INSTRUCTIONS TO FOLLOW:
Pick out the lines in the listing below that contain the word "plus" and copy them.

Dataset entries

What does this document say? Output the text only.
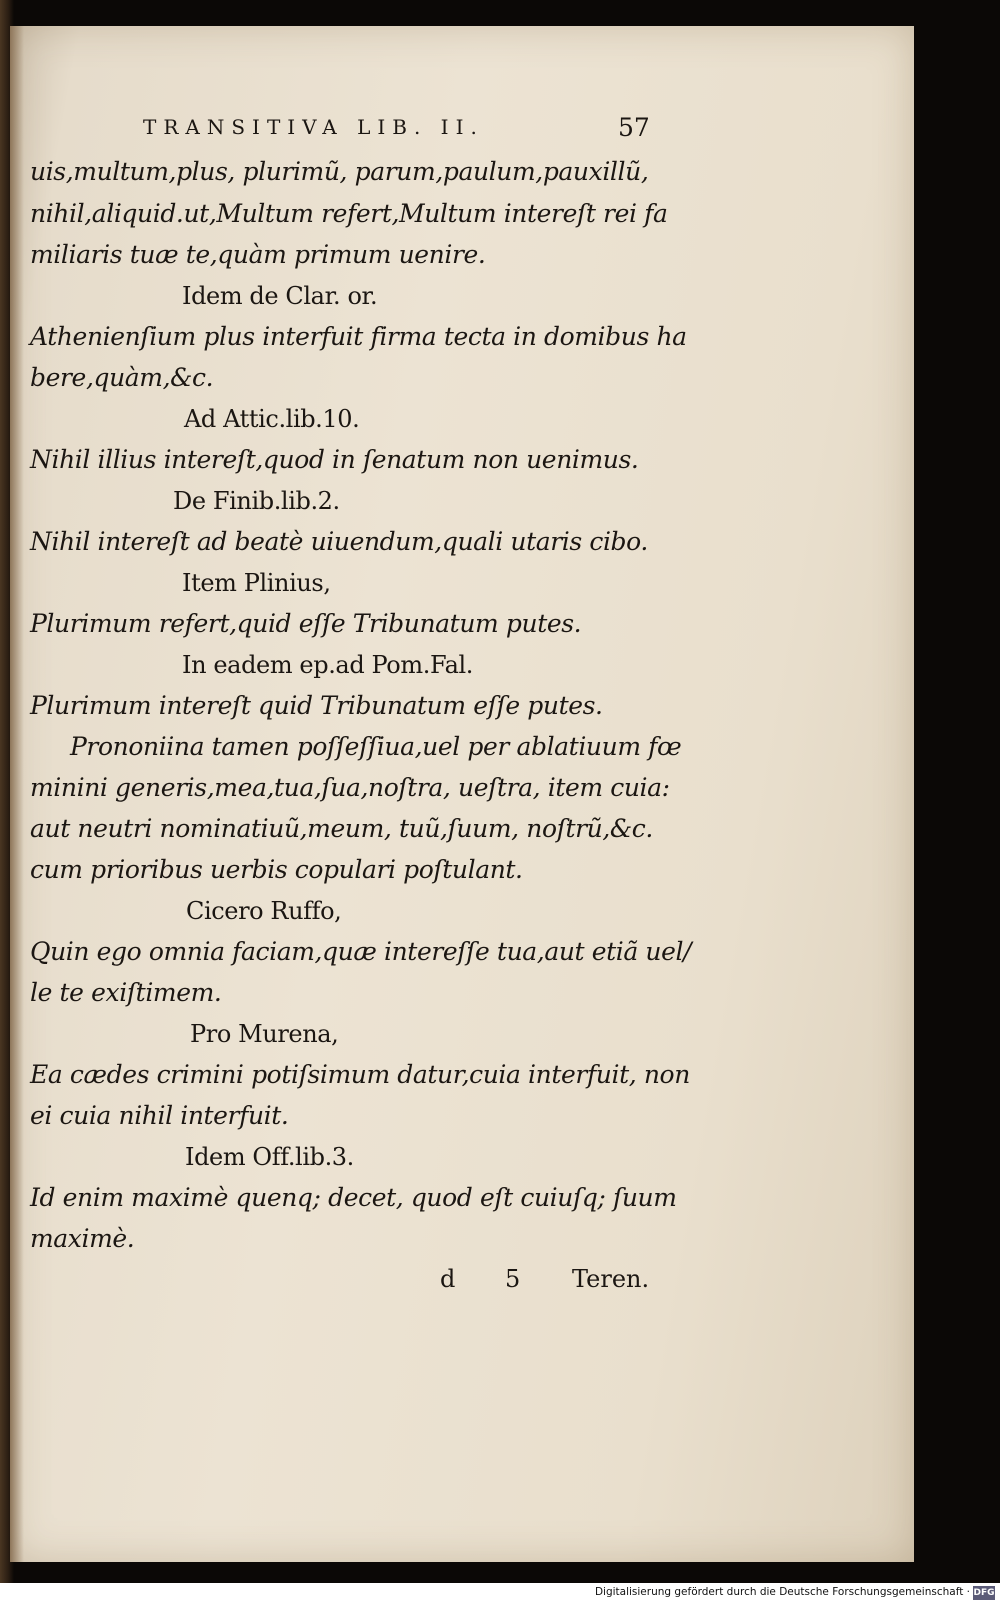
TRANSITIVA LIB. II.	57
uis,multum,plus, plurimũ, parum,paulum,pauxillũ,
nihil,aliquid.ut,Multum refert,Multum intereſt rei fa
miliaris tuæ te,quàm primum uenire.
Idem de Clar. or.
Athenienſium plus interfuit firma tecta in domibus ha
bere,quàm,&c.
Ad Attic.lib.10.
Nihil illius intereſt,quod in ſenatum non uenimus.
De Finib.lib.2.
Nihil intereſt ad beatè uiuendum,quali utaris cibo.
Item Plinius,
Plurimum refert,quid eſſe Tribunatum putes.
In eadem ep.ad Pom.Fal.
Plurimum intereſt quid Tribunatum eſſe putes.
Prononiina tamen poſſeſſiua,uel per ablatiuum fœ
minini generis,mea,tua,ſua,noſtra, ueſtra, item cuia:
aut neutri nominatiuũ,meum, tuũ,ſuum, noſtrũ,&c.
cum prioribus uerbis copulari poſtulant.
Cicero Ruffo,
Quin ego omnia faciam,quæ intereſſe tua,aut etiã uel/
le te exiſtimem.
Pro Murena,
Ea cædes crimini potiſsimum datur,cuia interfuit, non
ei cuia nihil interfuit.
Idem Off.lib.3.
Id enim maximè quenq; decet, quod eſt cuiuſq; ſuum
maximè.
d 5 Teren.
Digitalisierung gefördert durch die Deutsche Forschungsgemeinschaft · DFG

WORKED SOLUTION:
uis,multum,plus, plurimũ, parum,paulum,pauxillũ,
Athenienſium plus interfuit firma tecta in domibus ha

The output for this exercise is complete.